To do: Extract all of the entries and give them again, word for word.

Provided records:

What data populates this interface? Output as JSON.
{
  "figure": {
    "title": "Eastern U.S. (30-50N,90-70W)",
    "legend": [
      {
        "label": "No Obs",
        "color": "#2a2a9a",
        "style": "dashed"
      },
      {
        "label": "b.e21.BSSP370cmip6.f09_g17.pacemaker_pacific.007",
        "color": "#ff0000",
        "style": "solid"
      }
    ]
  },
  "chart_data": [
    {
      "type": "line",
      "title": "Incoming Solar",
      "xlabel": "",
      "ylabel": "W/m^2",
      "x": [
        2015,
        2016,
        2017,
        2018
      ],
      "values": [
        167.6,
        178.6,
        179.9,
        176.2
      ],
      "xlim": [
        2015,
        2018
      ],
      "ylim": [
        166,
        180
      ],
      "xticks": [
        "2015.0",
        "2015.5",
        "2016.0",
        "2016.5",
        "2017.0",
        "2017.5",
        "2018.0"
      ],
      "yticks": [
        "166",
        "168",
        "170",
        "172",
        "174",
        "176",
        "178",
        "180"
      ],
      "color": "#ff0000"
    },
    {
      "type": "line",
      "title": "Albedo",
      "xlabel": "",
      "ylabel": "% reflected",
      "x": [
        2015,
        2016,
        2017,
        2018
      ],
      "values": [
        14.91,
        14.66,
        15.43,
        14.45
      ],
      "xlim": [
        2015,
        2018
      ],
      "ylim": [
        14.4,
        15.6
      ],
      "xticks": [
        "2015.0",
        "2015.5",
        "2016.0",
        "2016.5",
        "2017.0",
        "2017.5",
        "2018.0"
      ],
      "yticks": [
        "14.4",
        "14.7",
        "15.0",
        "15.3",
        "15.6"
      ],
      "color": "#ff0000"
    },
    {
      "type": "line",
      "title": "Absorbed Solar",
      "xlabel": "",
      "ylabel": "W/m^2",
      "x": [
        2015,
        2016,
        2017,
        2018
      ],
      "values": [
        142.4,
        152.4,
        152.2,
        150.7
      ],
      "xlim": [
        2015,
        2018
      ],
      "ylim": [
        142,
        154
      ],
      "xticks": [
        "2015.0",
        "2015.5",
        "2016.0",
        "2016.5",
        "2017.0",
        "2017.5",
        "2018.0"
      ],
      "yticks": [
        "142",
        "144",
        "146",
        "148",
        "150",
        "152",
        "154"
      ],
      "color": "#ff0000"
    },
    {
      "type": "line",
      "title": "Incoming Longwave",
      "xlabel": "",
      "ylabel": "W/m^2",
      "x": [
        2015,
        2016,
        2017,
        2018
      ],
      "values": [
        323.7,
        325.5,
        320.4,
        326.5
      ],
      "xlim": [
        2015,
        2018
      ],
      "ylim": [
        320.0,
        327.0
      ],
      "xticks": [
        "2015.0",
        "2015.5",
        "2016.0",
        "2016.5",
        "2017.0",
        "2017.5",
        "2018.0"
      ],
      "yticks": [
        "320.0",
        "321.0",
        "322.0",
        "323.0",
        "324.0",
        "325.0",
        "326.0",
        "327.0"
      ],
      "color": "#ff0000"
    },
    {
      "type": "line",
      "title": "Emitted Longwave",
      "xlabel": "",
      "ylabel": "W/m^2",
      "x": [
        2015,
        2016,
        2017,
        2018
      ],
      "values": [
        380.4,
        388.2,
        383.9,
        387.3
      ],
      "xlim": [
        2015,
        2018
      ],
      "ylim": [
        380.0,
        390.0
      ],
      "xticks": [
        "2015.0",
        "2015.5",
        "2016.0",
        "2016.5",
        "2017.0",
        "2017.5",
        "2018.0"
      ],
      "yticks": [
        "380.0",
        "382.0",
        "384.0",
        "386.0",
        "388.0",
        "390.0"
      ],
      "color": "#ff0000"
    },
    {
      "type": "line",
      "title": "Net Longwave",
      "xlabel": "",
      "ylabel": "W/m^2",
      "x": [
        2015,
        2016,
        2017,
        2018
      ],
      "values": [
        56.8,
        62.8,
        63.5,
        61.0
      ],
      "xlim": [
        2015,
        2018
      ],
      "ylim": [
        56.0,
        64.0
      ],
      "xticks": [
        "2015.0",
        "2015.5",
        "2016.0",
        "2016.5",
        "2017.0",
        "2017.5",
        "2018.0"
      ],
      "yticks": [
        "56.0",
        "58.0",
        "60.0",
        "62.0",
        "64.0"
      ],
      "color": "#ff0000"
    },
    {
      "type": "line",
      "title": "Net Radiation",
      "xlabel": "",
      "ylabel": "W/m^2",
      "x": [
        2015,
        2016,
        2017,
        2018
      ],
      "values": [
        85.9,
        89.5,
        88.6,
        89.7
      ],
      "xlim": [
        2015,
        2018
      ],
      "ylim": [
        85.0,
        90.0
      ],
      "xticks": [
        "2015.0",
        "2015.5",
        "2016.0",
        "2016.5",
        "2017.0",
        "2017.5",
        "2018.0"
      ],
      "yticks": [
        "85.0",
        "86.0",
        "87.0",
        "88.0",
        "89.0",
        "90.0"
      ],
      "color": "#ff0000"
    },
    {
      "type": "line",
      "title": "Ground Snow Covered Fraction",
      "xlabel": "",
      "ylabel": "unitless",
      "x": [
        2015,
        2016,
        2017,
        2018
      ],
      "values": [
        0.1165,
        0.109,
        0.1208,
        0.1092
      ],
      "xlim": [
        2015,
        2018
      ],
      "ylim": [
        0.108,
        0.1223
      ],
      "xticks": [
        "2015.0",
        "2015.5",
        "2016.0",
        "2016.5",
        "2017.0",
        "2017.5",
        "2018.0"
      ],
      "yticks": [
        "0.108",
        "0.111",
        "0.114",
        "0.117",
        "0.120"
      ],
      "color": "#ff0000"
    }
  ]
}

Task answer:
What data populates this interface? Output as JSON.
{
  "figure": {
    "title": "Eastern U.S. (30-50N,90-70W)",
    "legend": [
      {
        "label": "No Obs",
        "color": "#2a2a9a",
        "style": "dashed"
      },
      {
        "label": "b.e21.BSSP370cmip6.f09_g17.pacemaker_pacific.007",
        "color": "#ff0000",
        "style": "solid"
      }
    ]
  },
  "chart_data": [
    {
      "type": "line",
      "title": "Incoming Solar",
      "xlabel": "",
      "ylabel": "W/m^2",
      "x": [
        2015,
        2016,
        2017,
        2018
      ],
      "values": [
        167.6,
        178.6,
        179.9,
        176.2
      ],
      "xlim": [
        2015,
        2018
      ],
      "ylim": [
        166,
        180
      ],
      "xticks": [
        "2015.0",
        "2015.5",
        "2016.0",
        "2016.5",
        "2017.0",
        "2017.5",
        "2018.0"
      ],
      "yticks": [
        "166",
        "168",
        "170",
        "172",
        "174",
        "176",
        "178",
        "180"
      ],
      "color": "#ff0000"
    },
    {
      "type": "line",
      "title": "Albedo",
      "xlabel": "",
      "ylabel": "% reflected",
      "x": [
        2015,
        2016,
        2017,
        2018
      ],
      "values": [
        14.91,
        14.66,
        15.43,
        14.45
      ],
      "xlim": [
        2015,
        2018
      ],
      "ylim": [
        14.4,
        15.6
      ],
      "xticks": [
        "2015.0",
        "2015.5",
        "2016.0",
        "2016.5",
        "2017.0",
        "2017.5",
        "2018.0"
      ],
      "yticks": [
        "14.4",
        "14.7",
        "15.0",
        "15.3",
        "15.6"
      ],
      "color": "#ff0000"
    },
    {
      "type": "line",
      "title": "Absorbed Solar",
      "xlabel": "",
      "ylabel": "W/m^2",
      "x": [
        2015,
        2016,
        2017,
        2018
      ],
      "values": [
        142.4,
        152.4,
        152.2,
        150.7
      ],
      "xlim": [
        2015,
        2018
      ],
      "ylim": [
        142,
        154
      ],
      "xticks": [
        "2015.0",
        "2015.5",
        "2016.0",
        "2016.5",
        "2017.0",
        "2017.5",
        "2018.0"
      ],
      "yticks": [
        "142",
        "144",
        "146",
        "148",
        "150",
        "152",
        "154"
      ],
      "color": "#ff0000"
    },
    {
      "type": "line",
      "title": "Incoming Longwave",
      "xlabel": "",
      "ylabel": "W/m^2",
      "x": [
        2015,
        2016,
        2017,
        2018
      ],
      "values": [
        323.7,
        325.5,
        320.4,
        326.5
      ],
      "xlim": [
        2015,
        2018
      ],
      "ylim": [
        320.0,
        327.0
      ],
      "xticks": [
        "2015.0",
        "2015.5",
        "2016.0",
        "2016.5",
        "2017.0",
        "2017.5",
        "2018.0"
      ],
      "yticks": [
        "320.0",
        "321.0",
        "322.0",
        "323.0",
        "324.0",
        "325.0",
        "326.0",
        "327.0"
      ],
      "color": "#ff0000"
    },
    {
      "type": "line",
      "title": "Emitted Longwave",
      "xlabel": "",
      "ylabel": "W/m^2",
      "x": [
        2015,
        2016,
        2017,
        2018
      ],
      "values": [
        380.4,
        388.2,
        383.9,
        387.3
      ],
      "xlim": [
        2015,
        2018
      ],
      "ylim": [
        380.0,
        390.0
      ],
      "xticks": [
        "2015.0",
        "2015.5",
        "2016.0",
        "2016.5",
        "2017.0",
        "2017.5",
        "2018.0"
      ],
      "yticks": [
        "380.0",
        "382.0",
        "384.0",
        "386.0",
        "388.0",
        "390.0"
      ],
      "color": "#ff0000"
    },
    {
      "type": "line",
      "title": "Net Longwave",
      "xlabel": "",
      "ylabel": "W/m^2",
      "x": [
        2015,
        2016,
        2017,
        2018
      ],
      "values": [
        56.8,
        62.8,
        63.5,
        61.0
      ],
      "xlim": [
        2015,
        2018
      ],
      "ylim": [
        56.0,
        64.0
      ],
      "xticks": [
        "2015.0",
        "2015.5",
        "2016.0",
        "2016.5",
        "2017.0",
        "2017.5",
        "2018.0"
      ],
      "yticks": [
        "56.0",
        "58.0",
        "60.0",
        "62.0",
        "64.0"
      ],
      "color": "#ff0000"
    },
    {
      "type": "line",
      "title": "Net Radiation",
      "xlabel": "",
      "ylabel": "W/m^2",
      "x": [
        2015,
        2016,
        2017,
        2018
      ],
      "values": [
        85.9,
        89.5,
        88.6,
        89.7
      ],
      "xlim": [
        2015,
        2018
      ],
      "ylim": [
        85.0,
        90.0
      ],
      "xticks": [
        "2015.0",
        "2015.5",
        "2016.0",
        "2016.5",
        "2017.0",
        "2017.5",
        "2018.0"
      ],
      "yticks": [
        "85.0",
        "86.0",
        "87.0",
        "88.0",
        "89.0",
        "90.0"
      ],
      "color": "#ff0000"
    },
    {
      "type": "line",
      "title": "Ground Snow Covered Fraction",
      "xlabel": "",
      "ylabel": "unitless",
      "x": [
        2015,
        2016,
        2017,
        2018
      ],
      "values": [
        0.1165,
        0.109,
        0.1208,
        0.1092
      ],
      "xlim": [
        2015,
        2018
      ],
      "ylim": [
        0.108,
        0.1223
      ],
      "xticks": [
        "2015.0",
        "2015.5",
        "2016.0",
        "2016.5",
        "2017.0",
        "2017.5",
        "2018.0"
      ],
      "yticks": [
        "0.108",
        "0.111",
        "0.114",
        "0.117",
        "0.120"
      ],
      "color": "#ff0000"
    }
  ]
}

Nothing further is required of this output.